Dataset
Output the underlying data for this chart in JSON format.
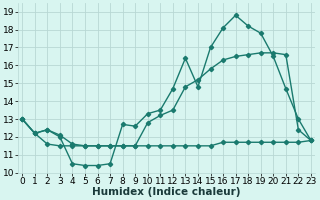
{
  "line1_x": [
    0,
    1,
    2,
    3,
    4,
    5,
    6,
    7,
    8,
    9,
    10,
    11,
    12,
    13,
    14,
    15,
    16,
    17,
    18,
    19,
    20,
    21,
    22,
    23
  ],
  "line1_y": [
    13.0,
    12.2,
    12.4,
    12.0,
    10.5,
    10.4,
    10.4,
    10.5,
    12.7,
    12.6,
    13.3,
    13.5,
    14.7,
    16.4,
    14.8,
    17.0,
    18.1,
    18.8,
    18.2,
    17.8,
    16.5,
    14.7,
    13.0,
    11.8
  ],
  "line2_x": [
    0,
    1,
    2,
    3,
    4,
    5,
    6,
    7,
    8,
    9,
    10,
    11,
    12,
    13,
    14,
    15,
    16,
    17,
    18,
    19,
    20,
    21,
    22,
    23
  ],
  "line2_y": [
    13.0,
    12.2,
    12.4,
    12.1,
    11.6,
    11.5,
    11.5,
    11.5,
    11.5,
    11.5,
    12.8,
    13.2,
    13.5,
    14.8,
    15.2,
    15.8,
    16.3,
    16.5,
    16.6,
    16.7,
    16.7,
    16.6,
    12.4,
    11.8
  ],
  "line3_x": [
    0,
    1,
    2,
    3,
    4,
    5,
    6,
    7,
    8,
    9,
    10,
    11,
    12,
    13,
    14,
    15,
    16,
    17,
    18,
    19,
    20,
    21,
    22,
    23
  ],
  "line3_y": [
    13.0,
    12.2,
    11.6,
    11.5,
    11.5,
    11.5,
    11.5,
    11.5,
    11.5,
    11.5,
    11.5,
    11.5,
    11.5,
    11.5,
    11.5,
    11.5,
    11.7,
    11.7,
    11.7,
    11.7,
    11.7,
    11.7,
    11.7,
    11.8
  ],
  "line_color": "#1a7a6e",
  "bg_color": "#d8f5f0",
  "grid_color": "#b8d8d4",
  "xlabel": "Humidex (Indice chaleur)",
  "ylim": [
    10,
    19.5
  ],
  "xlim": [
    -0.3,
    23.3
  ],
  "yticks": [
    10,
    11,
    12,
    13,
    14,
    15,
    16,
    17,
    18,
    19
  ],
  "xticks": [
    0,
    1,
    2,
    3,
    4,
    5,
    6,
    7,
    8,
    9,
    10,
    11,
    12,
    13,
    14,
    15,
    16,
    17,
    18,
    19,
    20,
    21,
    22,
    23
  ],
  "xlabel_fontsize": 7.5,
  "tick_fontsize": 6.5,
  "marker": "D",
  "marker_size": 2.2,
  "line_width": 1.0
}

...

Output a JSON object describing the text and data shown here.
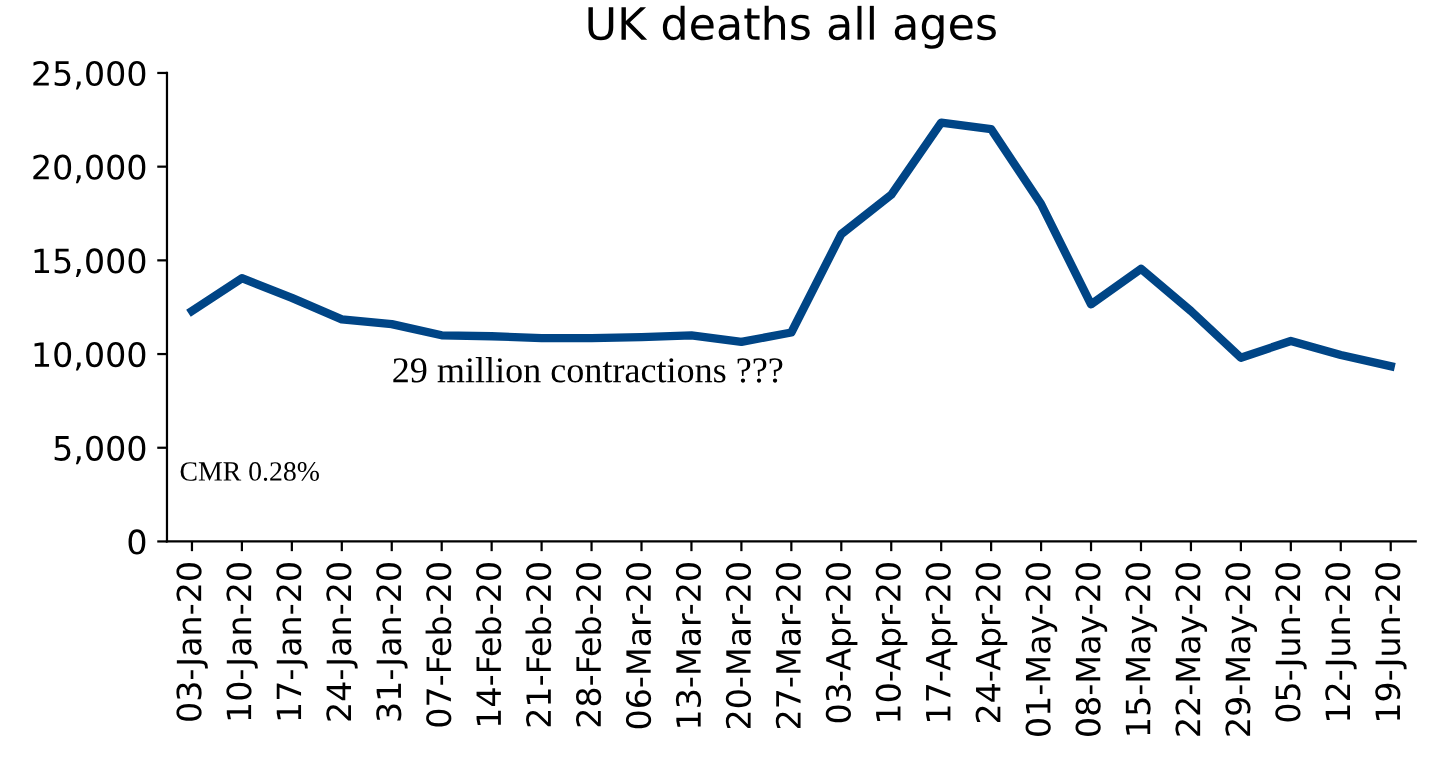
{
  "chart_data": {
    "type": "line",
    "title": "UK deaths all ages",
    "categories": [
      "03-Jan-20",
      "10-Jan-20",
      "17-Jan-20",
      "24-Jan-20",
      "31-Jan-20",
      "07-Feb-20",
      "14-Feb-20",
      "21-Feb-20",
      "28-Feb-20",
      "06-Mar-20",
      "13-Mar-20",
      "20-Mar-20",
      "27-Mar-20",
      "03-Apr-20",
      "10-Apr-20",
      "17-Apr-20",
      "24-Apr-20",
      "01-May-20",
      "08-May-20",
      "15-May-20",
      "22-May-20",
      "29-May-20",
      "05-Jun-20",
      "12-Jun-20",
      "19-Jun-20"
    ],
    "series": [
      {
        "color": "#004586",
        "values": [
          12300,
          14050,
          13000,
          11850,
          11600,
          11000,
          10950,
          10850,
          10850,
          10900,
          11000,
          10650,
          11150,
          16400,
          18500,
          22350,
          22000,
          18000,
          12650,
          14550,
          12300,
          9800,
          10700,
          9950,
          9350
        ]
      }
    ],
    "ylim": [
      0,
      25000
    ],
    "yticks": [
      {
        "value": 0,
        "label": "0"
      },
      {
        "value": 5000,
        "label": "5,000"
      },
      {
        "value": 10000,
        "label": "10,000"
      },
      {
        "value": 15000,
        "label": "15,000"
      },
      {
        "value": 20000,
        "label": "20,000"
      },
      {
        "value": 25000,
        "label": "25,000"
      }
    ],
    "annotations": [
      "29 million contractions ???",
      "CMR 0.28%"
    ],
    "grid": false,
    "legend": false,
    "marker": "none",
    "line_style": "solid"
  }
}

Task statement
Give the count of lines holding the word "JSON" and nothing more.

Reply to the task
2